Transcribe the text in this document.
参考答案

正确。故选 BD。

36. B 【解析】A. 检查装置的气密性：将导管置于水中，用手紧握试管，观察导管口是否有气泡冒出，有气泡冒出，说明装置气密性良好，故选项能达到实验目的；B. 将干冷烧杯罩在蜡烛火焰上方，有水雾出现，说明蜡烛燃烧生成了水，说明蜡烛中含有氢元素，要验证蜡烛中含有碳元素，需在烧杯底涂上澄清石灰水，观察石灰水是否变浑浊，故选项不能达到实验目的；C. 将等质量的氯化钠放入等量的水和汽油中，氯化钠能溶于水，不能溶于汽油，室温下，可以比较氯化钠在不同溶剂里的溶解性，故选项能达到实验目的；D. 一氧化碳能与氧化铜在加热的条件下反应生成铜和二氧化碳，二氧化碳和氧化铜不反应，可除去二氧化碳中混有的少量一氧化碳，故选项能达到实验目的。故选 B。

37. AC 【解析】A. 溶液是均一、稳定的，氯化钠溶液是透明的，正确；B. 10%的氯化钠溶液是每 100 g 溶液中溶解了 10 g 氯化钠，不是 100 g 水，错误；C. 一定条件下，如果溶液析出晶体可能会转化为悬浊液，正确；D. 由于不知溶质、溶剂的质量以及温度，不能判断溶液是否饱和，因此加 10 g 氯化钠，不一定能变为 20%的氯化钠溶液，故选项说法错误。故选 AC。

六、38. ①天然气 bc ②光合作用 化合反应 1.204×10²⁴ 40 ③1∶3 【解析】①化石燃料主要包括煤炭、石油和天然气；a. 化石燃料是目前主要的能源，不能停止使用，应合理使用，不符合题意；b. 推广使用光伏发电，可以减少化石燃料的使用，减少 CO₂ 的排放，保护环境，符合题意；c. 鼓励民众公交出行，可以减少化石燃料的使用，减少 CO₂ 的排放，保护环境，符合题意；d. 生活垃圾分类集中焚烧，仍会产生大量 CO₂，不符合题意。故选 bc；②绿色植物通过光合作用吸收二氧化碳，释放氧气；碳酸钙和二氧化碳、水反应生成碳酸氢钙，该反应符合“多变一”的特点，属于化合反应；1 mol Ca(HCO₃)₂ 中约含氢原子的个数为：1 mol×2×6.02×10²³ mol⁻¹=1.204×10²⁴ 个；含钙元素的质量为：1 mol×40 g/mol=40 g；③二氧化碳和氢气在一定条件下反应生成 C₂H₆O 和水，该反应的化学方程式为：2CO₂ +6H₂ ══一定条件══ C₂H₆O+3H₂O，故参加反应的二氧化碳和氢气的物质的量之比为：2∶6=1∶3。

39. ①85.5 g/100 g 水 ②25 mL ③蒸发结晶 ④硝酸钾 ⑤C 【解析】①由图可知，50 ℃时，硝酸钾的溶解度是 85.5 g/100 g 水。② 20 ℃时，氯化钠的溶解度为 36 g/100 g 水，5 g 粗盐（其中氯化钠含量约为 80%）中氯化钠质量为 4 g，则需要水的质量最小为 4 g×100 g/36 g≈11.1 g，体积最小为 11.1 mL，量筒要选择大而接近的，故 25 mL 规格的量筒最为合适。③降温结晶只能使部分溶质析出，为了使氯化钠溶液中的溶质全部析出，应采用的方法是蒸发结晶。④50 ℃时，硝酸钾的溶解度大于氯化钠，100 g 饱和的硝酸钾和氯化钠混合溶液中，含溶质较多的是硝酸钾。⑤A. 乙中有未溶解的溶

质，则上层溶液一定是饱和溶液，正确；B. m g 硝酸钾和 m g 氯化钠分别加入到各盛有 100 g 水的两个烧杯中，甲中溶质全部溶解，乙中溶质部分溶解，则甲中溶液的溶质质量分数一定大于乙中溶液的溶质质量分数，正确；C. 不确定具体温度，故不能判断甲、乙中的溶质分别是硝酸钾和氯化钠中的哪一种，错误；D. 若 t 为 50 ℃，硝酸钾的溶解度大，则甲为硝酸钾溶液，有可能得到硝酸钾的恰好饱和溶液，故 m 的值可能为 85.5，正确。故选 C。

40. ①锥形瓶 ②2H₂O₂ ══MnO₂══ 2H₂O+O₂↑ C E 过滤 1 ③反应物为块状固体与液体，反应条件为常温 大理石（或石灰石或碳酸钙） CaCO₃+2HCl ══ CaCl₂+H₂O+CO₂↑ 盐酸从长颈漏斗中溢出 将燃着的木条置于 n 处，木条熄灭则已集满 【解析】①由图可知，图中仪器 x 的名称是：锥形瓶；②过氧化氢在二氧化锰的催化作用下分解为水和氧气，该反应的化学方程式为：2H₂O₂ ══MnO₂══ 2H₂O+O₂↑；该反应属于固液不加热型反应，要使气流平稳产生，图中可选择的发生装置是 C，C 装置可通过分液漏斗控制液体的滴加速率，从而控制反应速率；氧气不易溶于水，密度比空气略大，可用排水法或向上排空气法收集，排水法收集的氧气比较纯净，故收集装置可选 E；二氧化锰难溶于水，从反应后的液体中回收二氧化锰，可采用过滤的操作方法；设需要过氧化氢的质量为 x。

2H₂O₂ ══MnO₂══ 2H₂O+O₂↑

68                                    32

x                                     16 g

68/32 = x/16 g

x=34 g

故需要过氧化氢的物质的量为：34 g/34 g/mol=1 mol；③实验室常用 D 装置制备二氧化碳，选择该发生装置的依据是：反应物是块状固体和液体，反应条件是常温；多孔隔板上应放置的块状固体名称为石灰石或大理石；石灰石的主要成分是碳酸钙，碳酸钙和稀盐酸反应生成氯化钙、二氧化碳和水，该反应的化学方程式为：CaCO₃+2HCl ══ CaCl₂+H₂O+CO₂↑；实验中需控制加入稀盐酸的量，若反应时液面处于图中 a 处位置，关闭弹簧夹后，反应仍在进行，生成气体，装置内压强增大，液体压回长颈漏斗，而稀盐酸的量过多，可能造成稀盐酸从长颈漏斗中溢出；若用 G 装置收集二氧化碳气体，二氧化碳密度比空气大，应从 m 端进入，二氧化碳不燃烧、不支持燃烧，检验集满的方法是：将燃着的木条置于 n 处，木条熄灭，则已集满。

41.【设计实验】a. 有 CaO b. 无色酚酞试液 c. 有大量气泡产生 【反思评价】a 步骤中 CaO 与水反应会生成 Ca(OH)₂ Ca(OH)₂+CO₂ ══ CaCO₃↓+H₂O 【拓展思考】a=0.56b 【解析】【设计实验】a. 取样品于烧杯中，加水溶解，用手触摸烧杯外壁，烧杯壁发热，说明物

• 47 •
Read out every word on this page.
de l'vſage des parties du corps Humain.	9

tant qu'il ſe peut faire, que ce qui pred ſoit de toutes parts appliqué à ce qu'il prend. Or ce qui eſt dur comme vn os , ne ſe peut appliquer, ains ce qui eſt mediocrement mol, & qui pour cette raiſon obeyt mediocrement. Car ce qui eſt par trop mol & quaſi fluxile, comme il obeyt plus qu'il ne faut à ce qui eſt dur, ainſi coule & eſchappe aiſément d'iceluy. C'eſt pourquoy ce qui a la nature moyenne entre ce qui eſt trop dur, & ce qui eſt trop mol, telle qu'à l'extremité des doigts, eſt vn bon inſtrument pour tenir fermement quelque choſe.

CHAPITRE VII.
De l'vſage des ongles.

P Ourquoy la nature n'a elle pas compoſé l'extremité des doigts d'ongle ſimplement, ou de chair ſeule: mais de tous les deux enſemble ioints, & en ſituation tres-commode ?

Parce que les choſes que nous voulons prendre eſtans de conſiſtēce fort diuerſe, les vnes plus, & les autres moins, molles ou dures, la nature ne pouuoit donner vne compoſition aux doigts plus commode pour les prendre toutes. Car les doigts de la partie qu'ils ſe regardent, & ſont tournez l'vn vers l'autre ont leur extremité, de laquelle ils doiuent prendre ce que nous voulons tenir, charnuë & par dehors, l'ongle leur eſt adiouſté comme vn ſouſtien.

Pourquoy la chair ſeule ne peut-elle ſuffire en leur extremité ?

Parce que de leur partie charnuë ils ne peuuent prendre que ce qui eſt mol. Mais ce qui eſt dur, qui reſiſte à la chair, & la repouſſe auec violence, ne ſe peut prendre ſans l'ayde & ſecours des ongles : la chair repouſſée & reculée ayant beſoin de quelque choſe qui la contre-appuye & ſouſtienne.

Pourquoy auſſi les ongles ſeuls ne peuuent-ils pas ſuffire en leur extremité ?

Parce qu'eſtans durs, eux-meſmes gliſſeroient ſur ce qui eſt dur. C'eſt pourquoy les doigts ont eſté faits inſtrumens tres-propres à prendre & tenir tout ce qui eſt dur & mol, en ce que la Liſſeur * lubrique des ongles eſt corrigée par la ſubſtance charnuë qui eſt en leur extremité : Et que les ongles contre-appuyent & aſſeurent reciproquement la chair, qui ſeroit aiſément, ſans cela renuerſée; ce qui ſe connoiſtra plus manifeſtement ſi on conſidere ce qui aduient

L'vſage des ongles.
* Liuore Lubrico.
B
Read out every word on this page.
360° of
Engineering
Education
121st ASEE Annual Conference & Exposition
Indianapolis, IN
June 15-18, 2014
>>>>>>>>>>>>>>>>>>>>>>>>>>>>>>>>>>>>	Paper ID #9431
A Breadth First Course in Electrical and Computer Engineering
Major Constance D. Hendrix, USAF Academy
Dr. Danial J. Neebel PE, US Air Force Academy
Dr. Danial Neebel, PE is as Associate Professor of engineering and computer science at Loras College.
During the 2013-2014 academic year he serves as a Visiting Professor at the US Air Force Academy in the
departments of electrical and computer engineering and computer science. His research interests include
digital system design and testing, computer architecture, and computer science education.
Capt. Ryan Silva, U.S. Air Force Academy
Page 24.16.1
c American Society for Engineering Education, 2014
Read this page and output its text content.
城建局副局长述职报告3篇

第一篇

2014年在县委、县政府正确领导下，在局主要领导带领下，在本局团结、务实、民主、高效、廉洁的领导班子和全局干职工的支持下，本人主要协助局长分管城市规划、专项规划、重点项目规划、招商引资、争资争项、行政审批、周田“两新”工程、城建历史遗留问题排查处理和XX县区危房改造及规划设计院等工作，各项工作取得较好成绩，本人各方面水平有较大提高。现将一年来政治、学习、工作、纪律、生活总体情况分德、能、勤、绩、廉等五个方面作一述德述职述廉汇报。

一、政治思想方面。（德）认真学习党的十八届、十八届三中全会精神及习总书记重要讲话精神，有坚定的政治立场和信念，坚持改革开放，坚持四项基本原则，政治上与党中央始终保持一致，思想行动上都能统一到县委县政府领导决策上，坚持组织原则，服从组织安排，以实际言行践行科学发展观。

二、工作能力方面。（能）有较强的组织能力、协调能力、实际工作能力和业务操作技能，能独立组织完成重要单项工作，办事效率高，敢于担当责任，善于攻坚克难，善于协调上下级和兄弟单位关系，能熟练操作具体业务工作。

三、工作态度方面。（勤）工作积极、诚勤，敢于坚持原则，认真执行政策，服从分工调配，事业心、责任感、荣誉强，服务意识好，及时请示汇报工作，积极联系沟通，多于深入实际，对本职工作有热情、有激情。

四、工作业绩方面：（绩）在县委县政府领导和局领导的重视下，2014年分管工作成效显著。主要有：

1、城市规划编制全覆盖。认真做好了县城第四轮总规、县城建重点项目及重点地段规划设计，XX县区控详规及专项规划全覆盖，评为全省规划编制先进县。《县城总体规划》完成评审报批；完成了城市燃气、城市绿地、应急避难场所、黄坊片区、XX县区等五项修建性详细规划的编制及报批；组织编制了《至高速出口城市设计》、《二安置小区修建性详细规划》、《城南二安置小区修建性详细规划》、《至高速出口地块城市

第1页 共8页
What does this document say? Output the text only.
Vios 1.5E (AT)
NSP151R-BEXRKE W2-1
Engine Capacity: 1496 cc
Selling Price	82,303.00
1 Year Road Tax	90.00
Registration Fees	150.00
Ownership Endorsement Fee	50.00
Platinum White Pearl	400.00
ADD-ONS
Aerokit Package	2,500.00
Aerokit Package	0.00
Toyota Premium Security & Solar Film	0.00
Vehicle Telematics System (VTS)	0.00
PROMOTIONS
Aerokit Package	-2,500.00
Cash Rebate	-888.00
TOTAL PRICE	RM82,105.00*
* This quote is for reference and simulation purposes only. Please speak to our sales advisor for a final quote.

· · · · · · ·

## REQUIREMENTS
Go through the entries above and copy every line containing "Force".

## ANSWER TO THE PROBLEM
Dr. Danial J. Neebel PE, US Air Force Academy
During the 2013-2014 academic year he serves as a Visiting Professor at the US Air Force Academy in the
Capt. Ryan Silva, U.S. Air Force Academy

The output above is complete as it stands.